-- Begin --

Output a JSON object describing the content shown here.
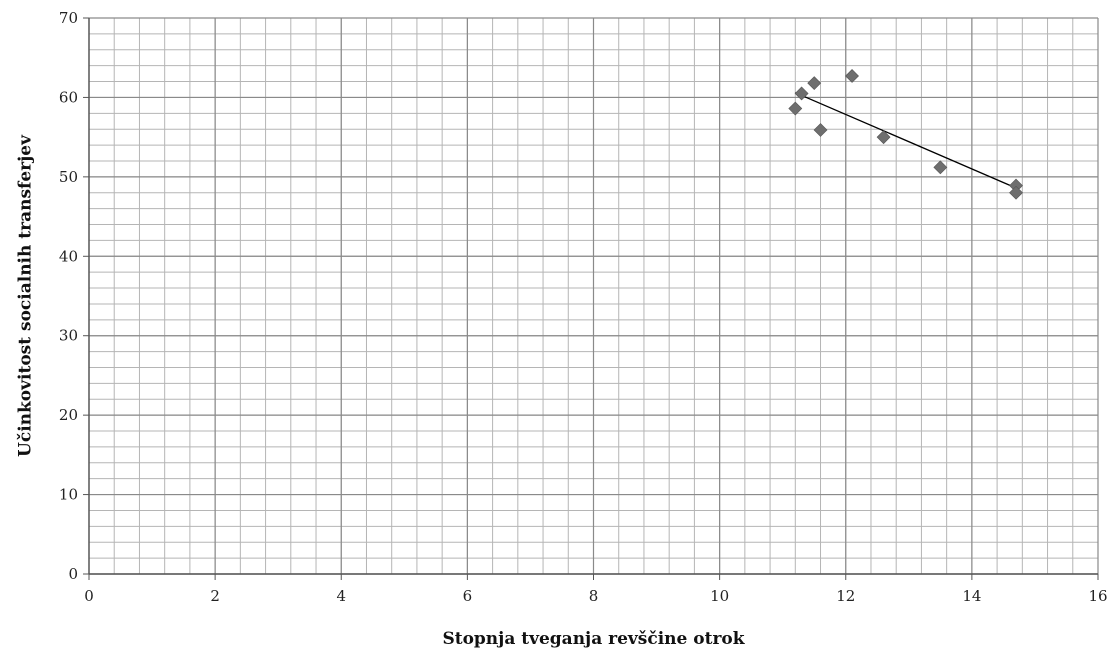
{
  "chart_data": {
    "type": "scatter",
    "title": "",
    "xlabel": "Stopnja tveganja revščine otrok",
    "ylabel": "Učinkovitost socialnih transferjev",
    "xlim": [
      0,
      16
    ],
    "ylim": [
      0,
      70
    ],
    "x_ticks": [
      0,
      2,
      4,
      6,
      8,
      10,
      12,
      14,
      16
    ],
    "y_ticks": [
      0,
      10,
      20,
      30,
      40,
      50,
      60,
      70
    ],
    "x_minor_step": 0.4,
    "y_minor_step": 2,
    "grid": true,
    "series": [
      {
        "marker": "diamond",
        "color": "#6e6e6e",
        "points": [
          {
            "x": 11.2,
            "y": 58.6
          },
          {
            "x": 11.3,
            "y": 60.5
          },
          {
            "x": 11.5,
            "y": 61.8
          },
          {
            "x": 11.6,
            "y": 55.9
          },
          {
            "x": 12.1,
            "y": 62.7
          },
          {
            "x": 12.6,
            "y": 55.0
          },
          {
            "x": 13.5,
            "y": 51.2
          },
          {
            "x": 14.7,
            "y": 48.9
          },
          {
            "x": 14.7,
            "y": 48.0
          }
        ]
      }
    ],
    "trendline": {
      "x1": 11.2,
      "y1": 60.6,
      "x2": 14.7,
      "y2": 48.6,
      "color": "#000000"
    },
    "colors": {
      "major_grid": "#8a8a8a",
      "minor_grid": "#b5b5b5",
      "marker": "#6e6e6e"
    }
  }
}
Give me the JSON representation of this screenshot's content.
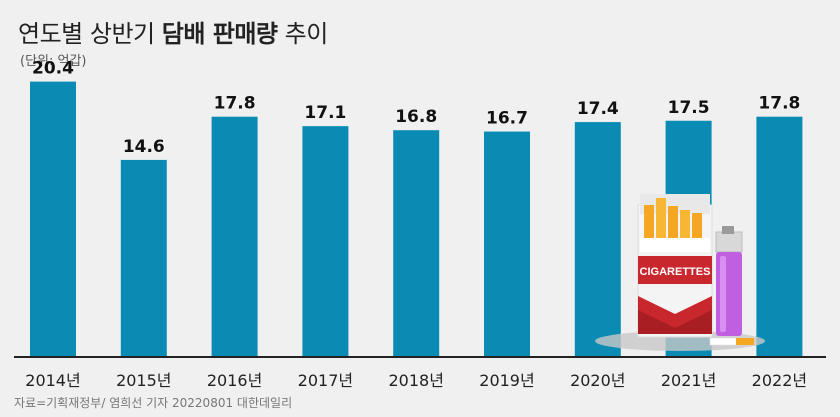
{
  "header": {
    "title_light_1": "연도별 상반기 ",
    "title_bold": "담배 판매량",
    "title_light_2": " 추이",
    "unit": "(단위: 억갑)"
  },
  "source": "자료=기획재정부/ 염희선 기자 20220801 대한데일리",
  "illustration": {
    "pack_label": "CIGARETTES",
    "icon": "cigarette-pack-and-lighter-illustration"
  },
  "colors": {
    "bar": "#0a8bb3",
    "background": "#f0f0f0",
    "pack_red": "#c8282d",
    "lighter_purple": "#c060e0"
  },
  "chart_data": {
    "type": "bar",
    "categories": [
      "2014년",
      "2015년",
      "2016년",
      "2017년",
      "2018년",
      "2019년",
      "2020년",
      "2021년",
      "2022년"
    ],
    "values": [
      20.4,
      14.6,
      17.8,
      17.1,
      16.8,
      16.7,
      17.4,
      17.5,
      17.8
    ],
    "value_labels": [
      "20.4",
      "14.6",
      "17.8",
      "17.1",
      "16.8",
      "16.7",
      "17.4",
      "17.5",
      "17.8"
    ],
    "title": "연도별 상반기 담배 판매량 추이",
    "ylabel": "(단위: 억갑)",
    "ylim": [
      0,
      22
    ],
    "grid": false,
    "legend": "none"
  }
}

-- End --

Quote the material exactly. Pictures stay out.

Output a JSON object describing the content shown here.
{
  "chart_data": {
    "type": "scatter",
    "title": "",
    "xlabel": "Stopnja tveganja revščine otrok",
    "ylabel": "Učinkovitost socialnih transferjev",
    "xlim": [
      0,
      16
    ],
    "ylim": [
      0,
      70
    ],
    "x_ticks": [
      0,
      2,
      4,
      6,
      8,
      10,
      12,
      14,
      16
    ],
    "y_ticks": [
      0,
      10,
      20,
      30,
      40,
      50,
      60,
      70
    ],
    "x_minor_step": 0.4,
    "y_minor_step": 2,
    "grid": true,
    "series": [
      {
        "marker": "diamond",
        "color": "#6e6e6e",
        "points": [
          {
            "x": 11.2,
            "y": 58.6
          },
          {
            "x": 11.3,
            "y": 60.5
          },
          {
            "x": 11.5,
            "y": 61.8
          },
          {
            "x": 11.6,
            "y": 55.9
          },
          {
            "x": 12.1,
            "y": 62.7
          },
          {
            "x": 12.6,
            "y": 55.0
          },
          {
            "x": 13.5,
            "y": 51.2
          },
          {
            "x": 14.7,
            "y": 48.9
          },
          {
            "x": 14.7,
            "y": 48.0
          }
        ]
      }
    ],
    "trendline": {
      "x1": 11.2,
      "y1": 60.6,
      "x2": 14.7,
      "y2": 48.6,
      "color": "#000000"
    },
    "colors": {
      "major_grid": "#8a8a8a",
      "minor_grid": "#b5b5b5",
      "marker": "#6e6e6e"
    }
  }
}
Give me the JSON representation of this screenshot's content.
{
  "header": {
    "title_light_1": "연도별 상반기 ",
    "title_bold": "담배 판매량",
    "title_light_2": " 추이",
    "unit": "(단위: 억갑)"
  },
  "source": "자료=기획재정부/ 염희선 기자 20220801 대한데일리",
  "illustration": {
    "pack_label": "CIGARETTES",
    "icon": "cigarette-pack-and-lighter-illustration"
  },
  "colors": {
    "bar": "#0a8bb3",
    "background": "#f0f0f0",
    "pack_red": "#c8282d",
    "lighter_purple": "#c060e0"
  },
  "chart_data": {
    "type": "bar",
    "categories": [
      "2014년",
      "2015년",
      "2016년",
      "2017년",
      "2018년",
      "2019년",
      "2020년",
      "2021년",
      "2022년"
    ],
    "values": [
      20.4,
      14.6,
      17.8,
      17.1,
      16.8,
      16.7,
      17.4,
      17.5,
      17.8
    ],
    "value_labels": [
      "20.4",
      "14.6",
      "17.8",
      "17.1",
      "16.8",
      "16.7",
      "17.4",
      "17.5",
      "17.8"
    ],
    "title": "연도별 상반기 담배 판매량 추이",
    "ylabel": "(단위: 억갑)",
    "ylim": [
      0,
      22
    ],
    "grid": false,
    "legend": "none"
  }
}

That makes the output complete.